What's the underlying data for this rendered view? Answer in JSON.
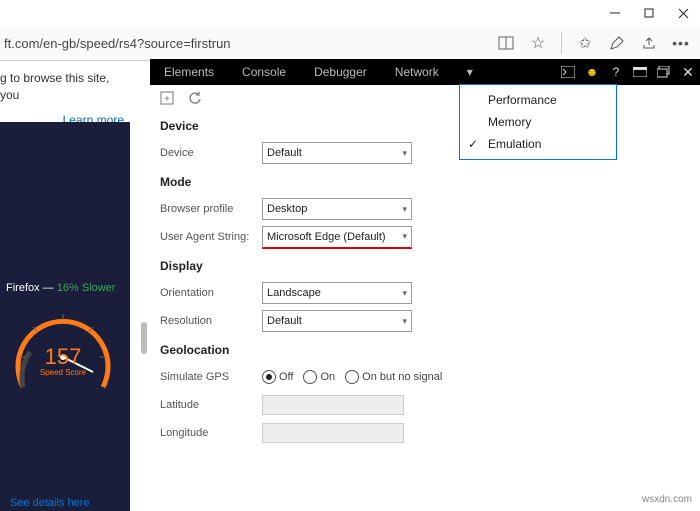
{
  "titlebar": {
    "tooltip_min": "Minimize",
    "tooltip_max": "Maximize",
    "tooltip_close": "Close"
  },
  "address": {
    "url": "ft.com/en-gb/speed/rs4?source=firstrun"
  },
  "site_info": {
    "text": "g to browse this site, you",
    "learn_more": "Learn more"
  },
  "dark": {
    "firefox_label": "Firefox —",
    "firefox_pct": "16% Slower",
    "score": "157",
    "score_label": "Speed Score",
    "details": "See details here"
  },
  "devtools": {
    "tabs": [
      "Elements",
      "Console",
      "Debugger",
      "Network"
    ],
    "dropdown": {
      "items": [
        "Performance",
        "Memory",
        "Emulation"
      ],
      "checked_index": 2
    }
  },
  "panel": {
    "device": {
      "heading": "Device",
      "label": "Device",
      "value": "Default"
    },
    "mode": {
      "heading": "Mode",
      "profile_label": "Browser profile",
      "profile_value": "Desktop",
      "ua_label": "User Agent String:",
      "ua_value": "Microsoft Edge (Default)"
    },
    "display": {
      "heading": "Display",
      "orientation_label": "Orientation",
      "orientation_value": "Landscape",
      "resolution_label": "Resolution",
      "resolution_value": "Default"
    },
    "geo": {
      "heading": "Geolocation",
      "gps_label": "Simulate GPS",
      "opt_off": "Off",
      "opt_on": "On",
      "opt_nosig": "On but no signal",
      "lat_label": "Latitude",
      "lon_label": "Longitude"
    }
  },
  "watermark": "wsxdn.com"
}
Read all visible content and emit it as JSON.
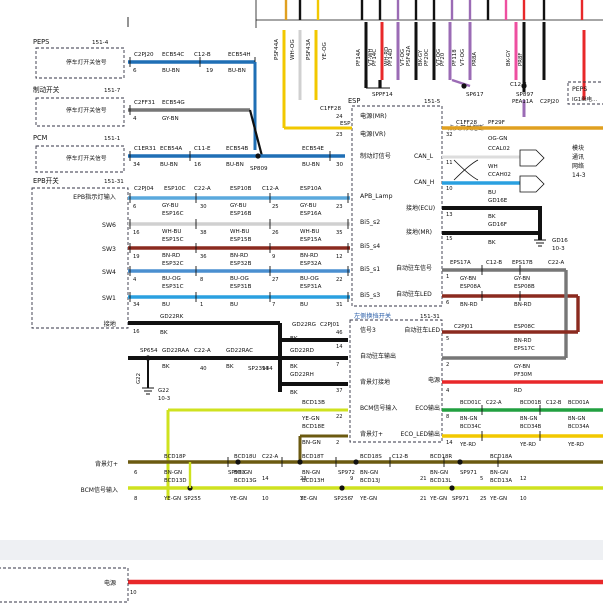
{
  "colors": {
    "BU-BN": "#1f6fb5",
    "GY-BN": "#777777",
    "BU-GY": "#5aa9dd",
    "WH-BU": "#d0d0d0",
    "BN-RD": "#8b2a1f",
    "BU-OG": "#4a8fd0",
    "BU": "#2aa0e0",
    "BK": "#111111",
    "YE-GN": "#cfe21f",
    "BN-GN": "#6b5a10",
    "RD": "#e8282a",
    "OG-GN": "#e0a020",
    "GN-BN": "#22a040",
    "YE-RD": "#f2c800",
    "VT-OG": "#9b6bb5",
    "BK-GY": "#333333",
    "PK": "#ee4fa0"
  },
  "modules": [
    {
      "name": "PEPS",
      "conn": "151-4",
      "label": "停车灯开关信号"
    },
    {
      "name": "制动开关",
      "conn": "151-7",
      "label": "停车灯开关信号"
    },
    {
      "name": "PCM",
      "conn": "151-1",
      "label": "停车灯开关信号"
    },
    {
      "name": "EPB开关",
      "conn": "151-31"
    }
  ],
  "epb_pins": [
    "EPB指示灯输入",
    "SW6",
    "SW3",
    "SW4",
    "SW1",
    "接地"
  ],
  "esp": {
    "name": "ESP",
    "conn": "151-5",
    "pins": [
      "电源(MR)",
      "电源(VR)",
      "制动灯信号",
      "APB_Lamp",
      "Bi5_s2",
      "Bi5_s4",
      "Bi5_s1",
      "Bi5_s3"
    ]
  },
  "switch_box": {
    "title": "左侧换挡开关",
    "conn": "151-31",
    "pins": [
      "信号3",
      "自动驻车输出",
      "背景灯接地",
      "BCM信号输入",
      "背景灯+"
    ],
    "right_pins": [
      "自动驻车LED",
      "ECO输出",
      "ECO_LED输出"
    ]
  },
  "right_labels": [
    "点火开关熔断",
    "CAN_L",
    "CAN_H",
    "接地(ECU)",
    "接地(MR)",
    "自动驻车信号",
    "自动驻车LED",
    "电源"
  ],
  "lower_left_labels": [
    "背景灯+",
    "BCM信号输入"
  ],
  "bottom_label": "电源",
  "module_right": {
    "name": "PEPS",
    "label": "IG1继电..."
  },
  "can_note": [
    "模块",
    "通讯",
    "网络",
    "14-3"
  ],
  "ground_notes": {
    "g22": "G22",
    "g22_ref": "10-3",
    "gd16": "GD16",
    "gd16_ref": "10-3"
  },
  "top_wires": [
    "PSF44A",
    "WH-OG",
    "PSF43A",
    "YE-OG",
    "PF14A",
    "VT-WH",
    "PF14C",
    "WH-RD",
    "PF14D",
    "VT-OG",
    "PSF42A",
    "BK-GY",
    "PF20C",
    "VT-OG",
    "PF20",
    "PF118",
    "VT-OG",
    "PR8A",
    "BK-GY",
    "PR8F"
  ],
  "top_splices": [
    "SPPF14",
    "SP617",
    "C12-B",
    "SP897",
    "PEA11A",
    "C2PJ20"
  ],
  "wire_labels": {
    "peps_row": [
      "C2PJ20",
      "ECB54C",
      "C12-B",
      "ECB54H",
      "BU-BN",
      "BU-BN"
    ],
    "brake_row": [
      "C2FF31",
      "ECB54G",
      "GY-BN"
    ],
    "pcm_row": [
      "C1ER31",
      "ECB54A",
      "C11-E",
      "ECB54B",
      "BU-BN",
      "BU-BN",
      "SP809",
      "ECB54E",
      "BU-BN"
    ],
    "epb_hdr": [
      "C2PJ04",
      "ESP10C",
      "C22-A",
      "ESP10B",
      "C12-A",
      "ESP10A"
    ],
    "r1": [
      "GY-BU",
      "ESP16C",
      "GY-BU",
      "ESP16B",
      "GY-BU",
      "ESP16A"
    ],
    "r2": [
      "WH-BU",
      "ESP15C",
      "WH-BU",
      "ESP15B",
      "WH-BU",
      "ESP15A"
    ],
    "r3": [
      "BN-RD",
      "ESP32C",
      "BN-RD",
      "ESP32B",
      "BN-RD",
      "ESP32A"
    ],
    "r4": [
      "BU-OG",
      "ESP31C",
      "BU-OG",
      "ESP31B",
      "BU-OG",
      "ESP31A"
    ],
    "r5": [
      "BU",
      "BU",
      "BU"
    ],
    "gnd_row": [
      "GD22RK",
      "BK",
      "GD22RG",
      "C2PJ01"
    ],
    "sp": [
      "SP654",
      "GD22RAA",
      "C22-A",
      "GD22RAC",
      "SP23934"
    ],
    "right_top": [
      "C1FF28",
      "PF29F",
      "OG-GN",
      "CCAL02",
      "WH",
      "CCAH02",
      "BU",
      "GD16E",
      "BK",
      "GD16F",
      "BK"
    ],
    "epb_right": [
      "EPS17A",
      "C12-B",
      "EPS17B",
      "C22-A",
      "GY-BN",
      "GY-BN",
      "ESP08A",
      "ESP08B",
      "BN-RD",
      "BN-RD"
    ],
    "sw_right": [
      "C2PJ01",
      "ESP08C",
      "BN-RD",
      "EPS17C",
      "GY-BN",
      "PF30M",
      "RD"
    ],
    "eco": [
      "BCD01C",
      "C22-A",
      "BCD01B",
      "C12-B",
      "BCD01A",
      "BN-GN",
      "BN-GN",
      "BN-GN",
      "BCD34C",
      "BCD34B",
      "BCD34A",
      "YE-RD",
      "YE-RD",
      "YE-RD"
    ],
    "bcm": [
      "BCD13B",
      "YE-GN",
      "BCD18E",
      "BN-GN"
    ],
    "back": [
      "BCD18P",
      "SP973",
      "BCD18U",
      "C22-A",
      "BCD18T",
      "SP972",
      "BCD18S",
      "C12-B",
      "BCD18R",
      "SP971",
      "BCD18A"
    ],
    "back2": [
      "BN-GN",
      "BCD13D",
      "BN-GN",
      "BCD13G",
      "BN-GN",
      "BCD13H",
      "BN-GN",
      "BCD13J",
      "BN-GN",
      "BCD13L",
      "BN-GN",
      "BCD13A"
    ],
    "yg": [
      "YE-GN",
      "SP255",
      "YE-GN",
      "YE-GN",
      "SP256",
      "YE-GN",
      "YE-GN",
      "SP971",
      "YE-GN"
    ],
    "misc": [
      "ESP",
      "C1FF28",
      "SP23934",
      "BK",
      "BK",
      "GD22RD",
      "GD22RH",
      "BK"
    ]
  },
  "pin_numbers": [
    "6",
    "16",
    "19",
    "4",
    "34",
    "16",
    "30",
    "38",
    "36",
    "8",
    "1",
    "25",
    "26",
    "9",
    "27",
    "7",
    "23",
    "35",
    "12",
    "22",
    "31",
    "24",
    "23",
    "32",
    "11",
    "10",
    "13",
    "15",
    "1",
    "6",
    "5",
    "2",
    "4",
    "8",
    "14",
    "46",
    "14",
    "7",
    "37",
    "22",
    "2",
    "40",
    "14",
    "14",
    "23",
    "9",
    "21",
    "5",
    "10",
    "3",
    "7",
    "21",
    "25",
    "12",
    "10"
  ]
}
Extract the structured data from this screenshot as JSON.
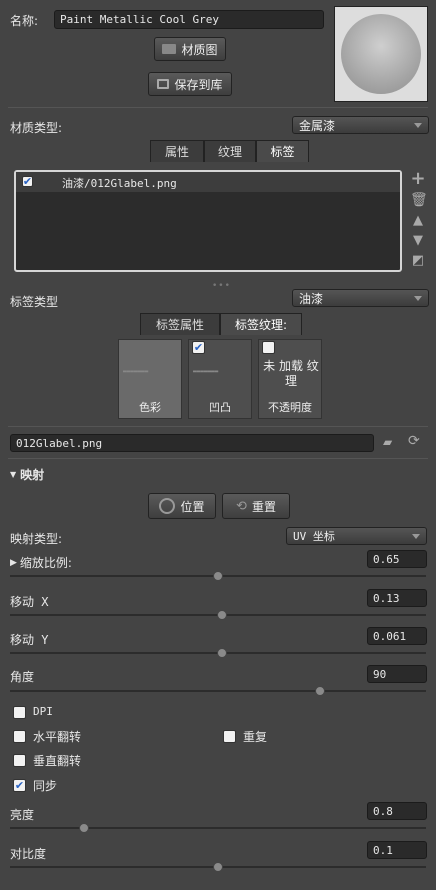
{
  "name": {
    "label": "名称:",
    "value": "Paint Metallic Cool Grey"
  },
  "buttons": {
    "material_map": "材质图",
    "save_to_library": "保存到库",
    "position": "位置",
    "reset": "重置"
  },
  "material_type": {
    "label": "材质类型:",
    "value": "金属漆"
  },
  "tabs": [
    {
      "label": "属性"
    },
    {
      "label": "纹理"
    },
    {
      "label": "标签",
      "active": true
    }
  ],
  "label_list": [
    {
      "checked": true,
      "text": "油漆/012Glabel.png"
    }
  ],
  "label_type": {
    "label": "标签类型",
    "value": "油漆"
  },
  "label_tabs": [
    {
      "label": "标签属性"
    },
    {
      "label": "标签纹理:",
      "active": true
    }
  ],
  "texture_slots": [
    {
      "caption": "色彩",
      "checked": null,
      "loaded": true
    },
    {
      "caption": "凹凸",
      "checked": true,
      "loaded": true
    },
    {
      "caption": "不透明度",
      "checked": false,
      "loaded": false,
      "empty_text": "未 加载 纹理"
    }
  ],
  "file": {
    "value": "012Glabel.png"
  },
  "mapping": {
    "title": "映射",
    "type_label": "映射类型:",
    "type_value": "UV 坐标",
    "scale": {
      "label": "缩放比例:",
      "value": "0.65",
      "slider": 0.5
    },
    "move_x": {
      "label": "移动 X",
      "value": "0.13",
      "slider": 0.51
    },
    "move_y": {
      "label": "移动 Y",
      "value": "0.061",
      "slider": 0.51
    },
    "angle": {
      "label": "角度",
      "value": "90",
      "slider": 0.75
    },
    "dpi": {
      "label": "DPI",
      "checked": false
    },
    "flip_h": {
      "label": "水平翻转",
      "checked": false
    },
    "repeat": {
      "label": "重复",
      "checked": false
    },
    "flip_v": {
      "label": "垂直翻转",
      "checked": false
    },
    "sync": {
      "label": "同步",
      "checked": true
    },
    "brightness": {
      "label": "亮度",
      "value": "0.8",
      "slider": 0.17
    },
    "contrast": {
      "label": "对比度",
      "value": "0.1",
      "slider": 0.5
    }
  },
  "colors": {
    "bg": "#444444",
    "field": "#2a2a2a",
    "check": "#2a63c4"
  }
}
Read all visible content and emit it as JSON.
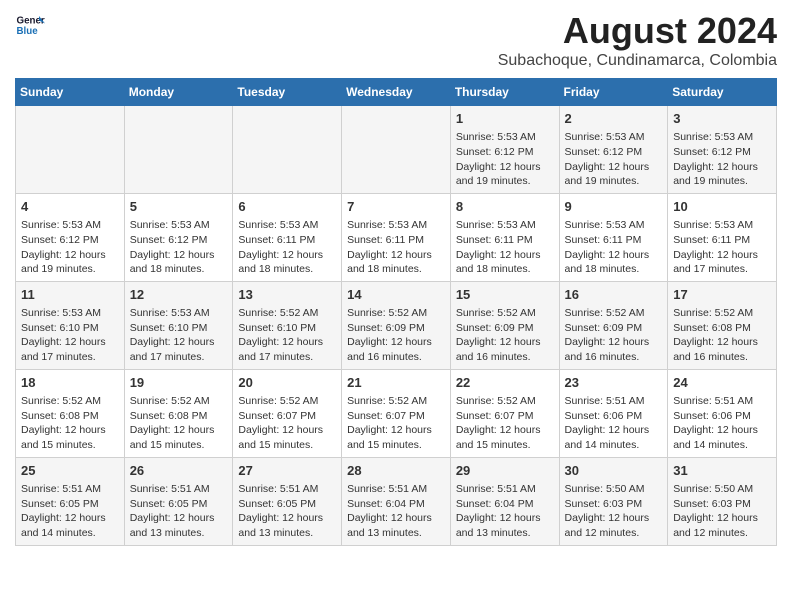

****************

* [What the exercise asks]
Find every line that includes the string "heading". Report how many there are and nothing else.

* [Full solution]
4